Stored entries

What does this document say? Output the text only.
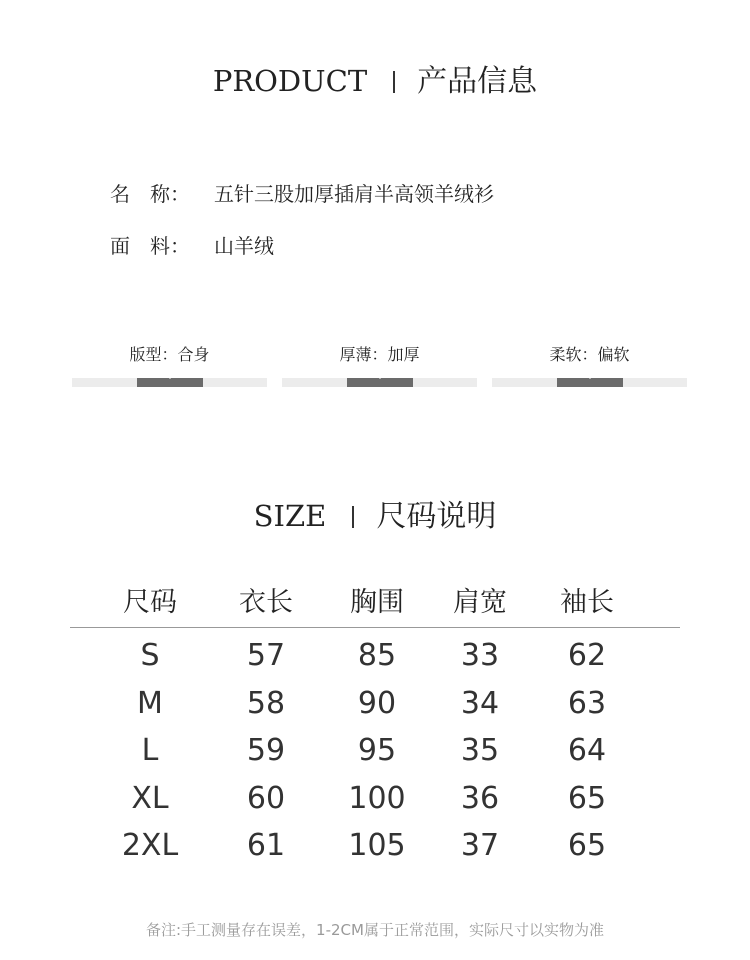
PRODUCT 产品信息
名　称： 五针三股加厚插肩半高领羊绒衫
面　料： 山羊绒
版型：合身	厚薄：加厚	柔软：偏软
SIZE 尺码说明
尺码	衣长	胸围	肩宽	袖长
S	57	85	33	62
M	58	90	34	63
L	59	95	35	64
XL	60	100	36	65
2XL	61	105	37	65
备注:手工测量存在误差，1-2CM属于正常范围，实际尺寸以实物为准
==
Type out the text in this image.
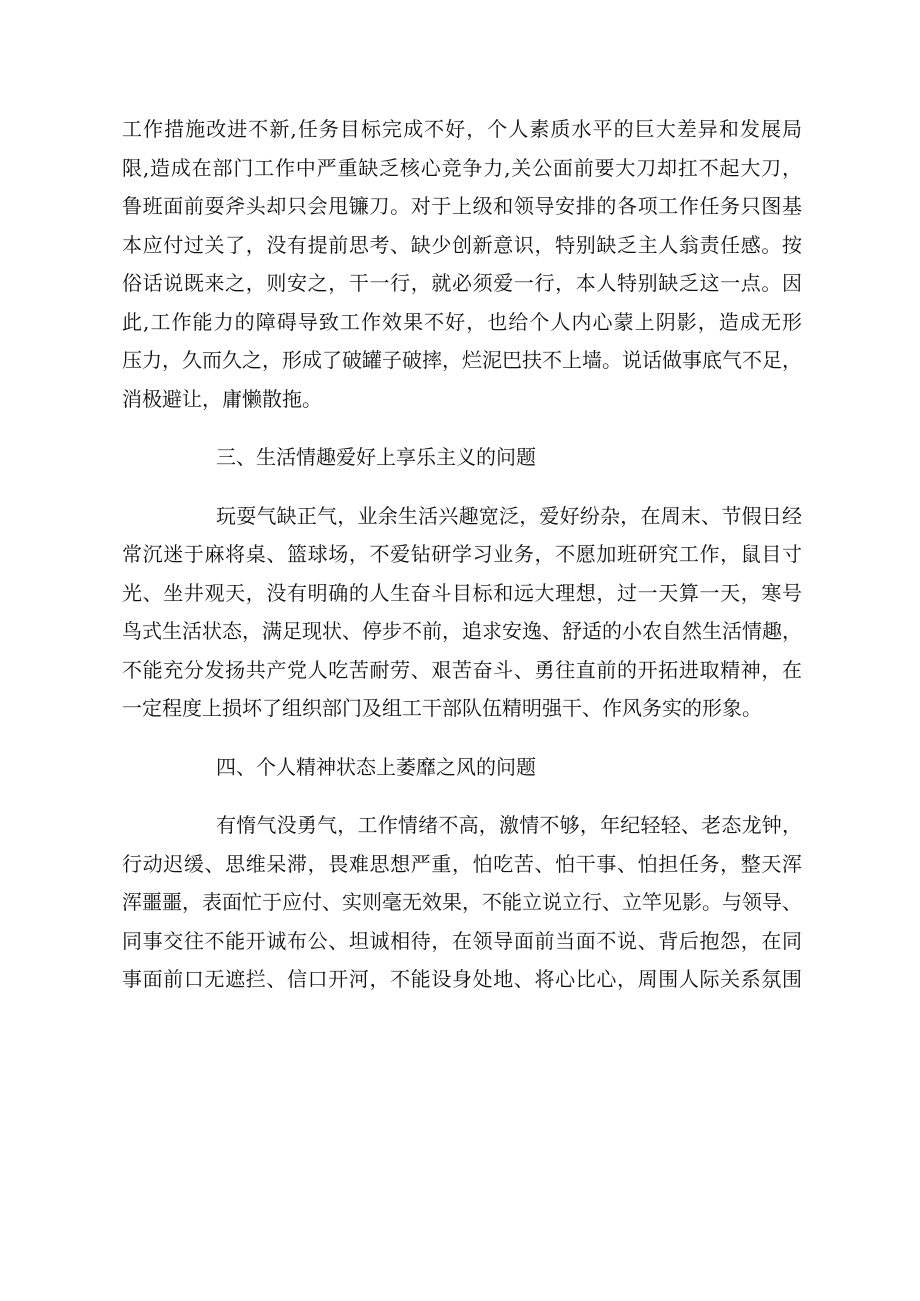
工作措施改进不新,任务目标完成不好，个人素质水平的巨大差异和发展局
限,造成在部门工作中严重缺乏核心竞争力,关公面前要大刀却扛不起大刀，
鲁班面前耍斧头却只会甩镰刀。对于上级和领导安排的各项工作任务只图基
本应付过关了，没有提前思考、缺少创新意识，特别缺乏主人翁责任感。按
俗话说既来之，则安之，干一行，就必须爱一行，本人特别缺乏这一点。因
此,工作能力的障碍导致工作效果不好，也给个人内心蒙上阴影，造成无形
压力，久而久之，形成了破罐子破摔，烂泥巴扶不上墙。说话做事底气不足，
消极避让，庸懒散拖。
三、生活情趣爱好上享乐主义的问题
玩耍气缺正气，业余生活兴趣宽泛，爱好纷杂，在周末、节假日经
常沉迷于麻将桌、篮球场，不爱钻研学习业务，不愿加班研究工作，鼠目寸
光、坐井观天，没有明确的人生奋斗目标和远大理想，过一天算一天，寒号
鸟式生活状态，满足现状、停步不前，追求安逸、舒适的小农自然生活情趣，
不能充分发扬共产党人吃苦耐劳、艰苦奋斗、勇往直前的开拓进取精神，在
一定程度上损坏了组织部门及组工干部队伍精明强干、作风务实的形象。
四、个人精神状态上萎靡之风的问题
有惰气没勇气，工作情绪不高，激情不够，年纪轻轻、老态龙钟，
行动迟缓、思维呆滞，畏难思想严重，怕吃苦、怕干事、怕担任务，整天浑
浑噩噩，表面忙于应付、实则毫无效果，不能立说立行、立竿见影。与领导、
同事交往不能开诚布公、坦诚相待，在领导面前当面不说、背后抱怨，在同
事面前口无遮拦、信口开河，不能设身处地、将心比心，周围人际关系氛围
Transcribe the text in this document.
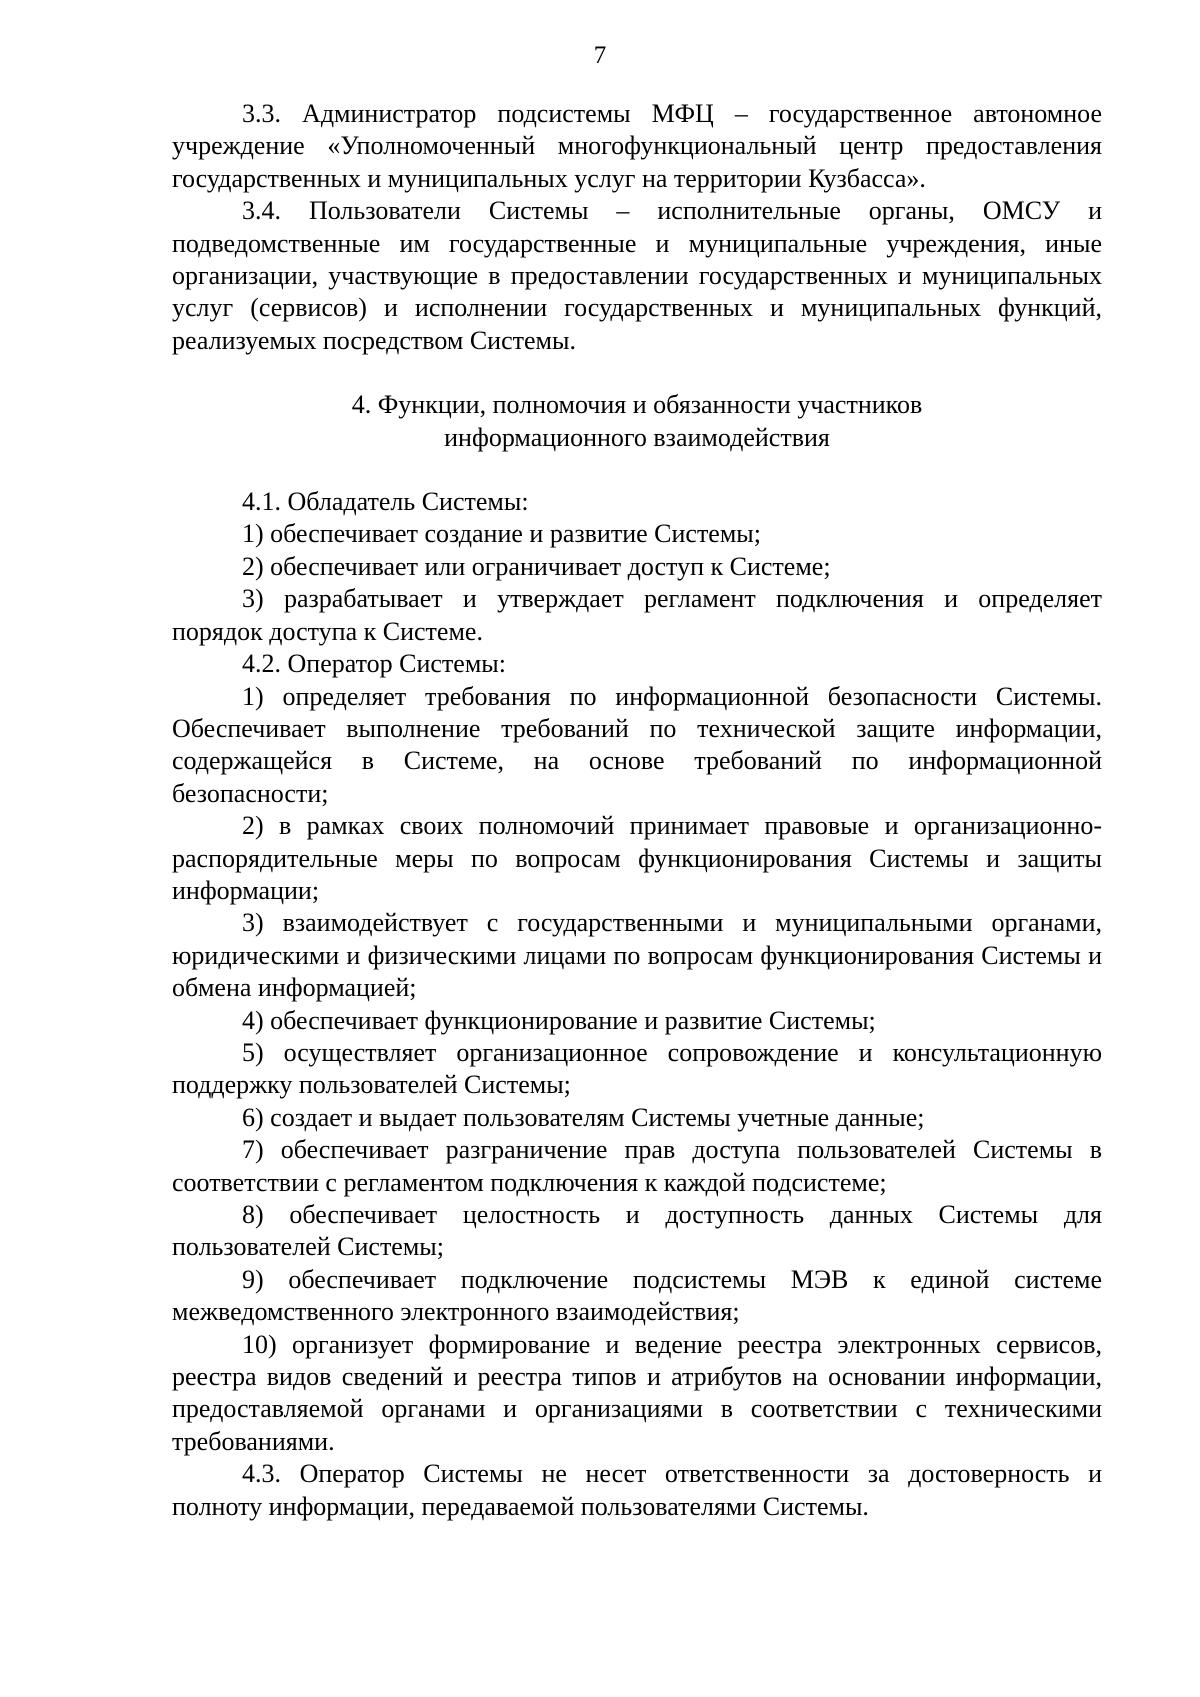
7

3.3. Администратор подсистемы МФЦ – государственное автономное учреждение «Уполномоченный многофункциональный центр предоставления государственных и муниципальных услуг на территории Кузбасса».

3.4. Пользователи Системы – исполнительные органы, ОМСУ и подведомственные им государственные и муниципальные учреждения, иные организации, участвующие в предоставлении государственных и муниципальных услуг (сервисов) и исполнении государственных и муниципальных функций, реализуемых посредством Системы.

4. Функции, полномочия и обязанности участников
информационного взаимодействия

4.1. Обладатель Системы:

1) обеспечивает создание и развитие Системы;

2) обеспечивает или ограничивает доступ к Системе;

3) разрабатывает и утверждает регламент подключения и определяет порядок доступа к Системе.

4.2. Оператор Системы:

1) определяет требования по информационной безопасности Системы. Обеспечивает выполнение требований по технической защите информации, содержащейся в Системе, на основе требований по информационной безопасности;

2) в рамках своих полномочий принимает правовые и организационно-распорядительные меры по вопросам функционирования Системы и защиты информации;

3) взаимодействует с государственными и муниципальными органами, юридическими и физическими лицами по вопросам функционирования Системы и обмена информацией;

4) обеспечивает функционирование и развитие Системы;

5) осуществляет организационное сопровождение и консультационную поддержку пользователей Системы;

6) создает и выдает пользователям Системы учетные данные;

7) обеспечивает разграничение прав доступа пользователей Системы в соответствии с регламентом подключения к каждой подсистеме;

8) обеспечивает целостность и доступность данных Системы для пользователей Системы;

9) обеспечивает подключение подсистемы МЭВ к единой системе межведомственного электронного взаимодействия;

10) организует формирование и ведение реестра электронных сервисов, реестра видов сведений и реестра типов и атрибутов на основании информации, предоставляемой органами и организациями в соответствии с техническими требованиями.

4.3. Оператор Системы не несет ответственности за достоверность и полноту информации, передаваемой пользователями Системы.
--
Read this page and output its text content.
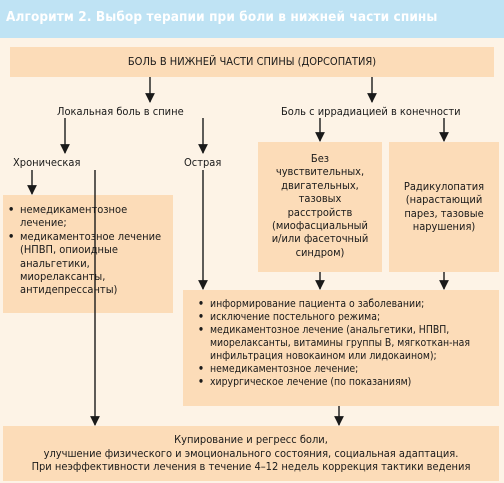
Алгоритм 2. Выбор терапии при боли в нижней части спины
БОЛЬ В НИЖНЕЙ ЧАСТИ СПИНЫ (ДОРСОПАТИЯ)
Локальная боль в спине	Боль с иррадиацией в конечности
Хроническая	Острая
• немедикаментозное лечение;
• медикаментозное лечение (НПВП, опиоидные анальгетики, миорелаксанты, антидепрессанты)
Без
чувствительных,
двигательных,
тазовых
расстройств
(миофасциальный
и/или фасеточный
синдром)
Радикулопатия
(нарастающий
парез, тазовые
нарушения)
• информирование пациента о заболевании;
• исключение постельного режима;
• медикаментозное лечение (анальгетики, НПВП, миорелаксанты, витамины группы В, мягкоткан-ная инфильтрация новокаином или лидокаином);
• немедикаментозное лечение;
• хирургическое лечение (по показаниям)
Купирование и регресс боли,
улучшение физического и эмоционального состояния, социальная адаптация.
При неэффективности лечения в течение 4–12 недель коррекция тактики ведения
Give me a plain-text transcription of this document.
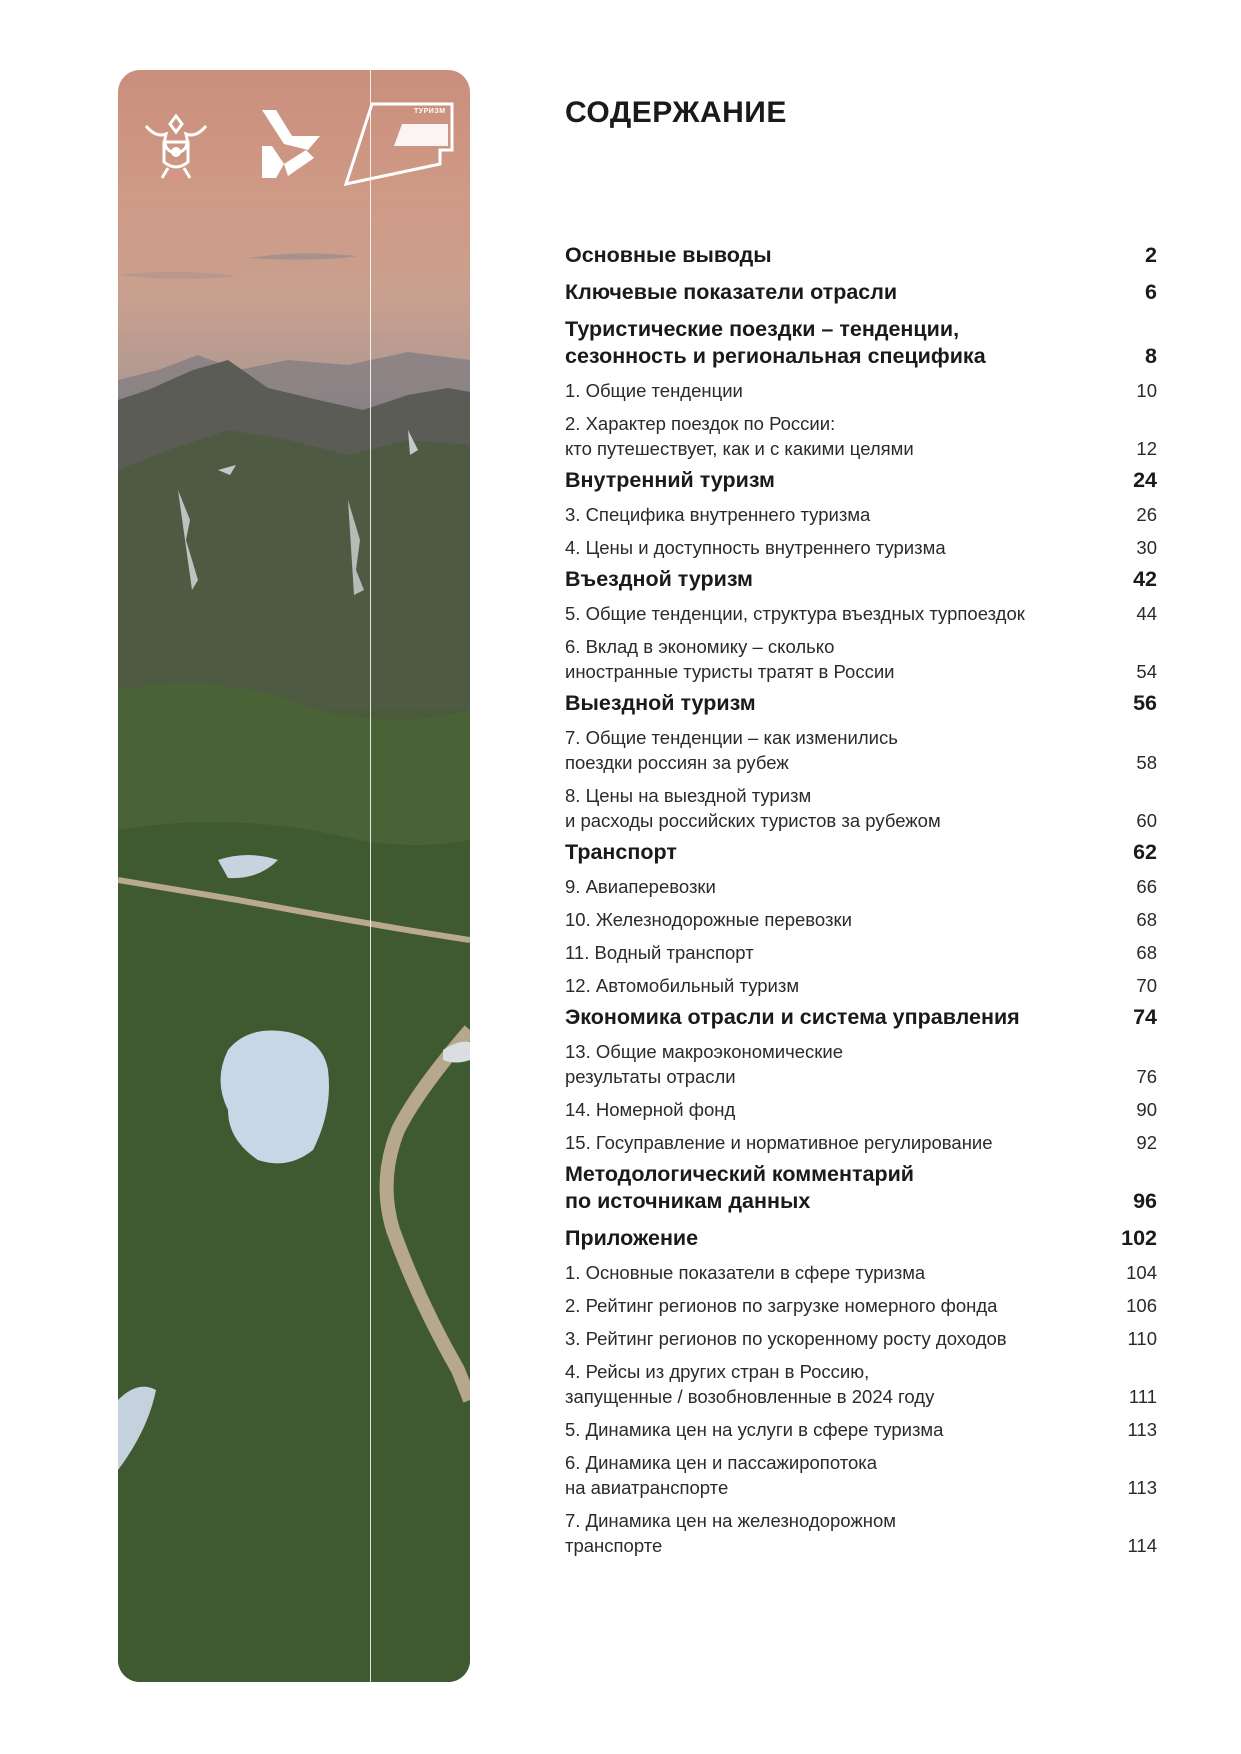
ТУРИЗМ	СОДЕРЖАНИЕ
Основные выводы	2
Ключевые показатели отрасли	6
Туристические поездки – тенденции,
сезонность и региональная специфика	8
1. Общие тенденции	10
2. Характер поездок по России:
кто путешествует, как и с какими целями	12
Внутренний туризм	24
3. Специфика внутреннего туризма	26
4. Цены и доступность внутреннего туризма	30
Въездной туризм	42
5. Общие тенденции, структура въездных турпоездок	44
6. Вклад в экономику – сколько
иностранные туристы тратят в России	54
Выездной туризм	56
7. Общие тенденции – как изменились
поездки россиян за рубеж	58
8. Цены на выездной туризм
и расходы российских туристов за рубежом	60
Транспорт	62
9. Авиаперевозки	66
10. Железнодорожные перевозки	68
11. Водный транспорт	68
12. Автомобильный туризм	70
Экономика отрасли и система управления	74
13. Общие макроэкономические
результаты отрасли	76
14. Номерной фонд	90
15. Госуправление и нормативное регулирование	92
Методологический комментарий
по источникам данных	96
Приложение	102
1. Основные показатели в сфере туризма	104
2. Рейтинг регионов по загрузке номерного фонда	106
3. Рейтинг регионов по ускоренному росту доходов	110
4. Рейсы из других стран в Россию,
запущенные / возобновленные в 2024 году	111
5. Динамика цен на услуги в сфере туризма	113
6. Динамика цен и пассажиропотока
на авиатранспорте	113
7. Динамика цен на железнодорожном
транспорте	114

Description of the task: Find all lines with "миорелаксанты" in them and copy each one.

Correct answer:
• медикаментозное лечение (НПВП, опиоидные анальгетики, миорелаксанты, антидепрессанты)
• медикаментозное лечение (анальгетики, НПВП, миорелаксанты, витамины группы В, мягкоткан-ная инфильтрация новокаином или лидокаином);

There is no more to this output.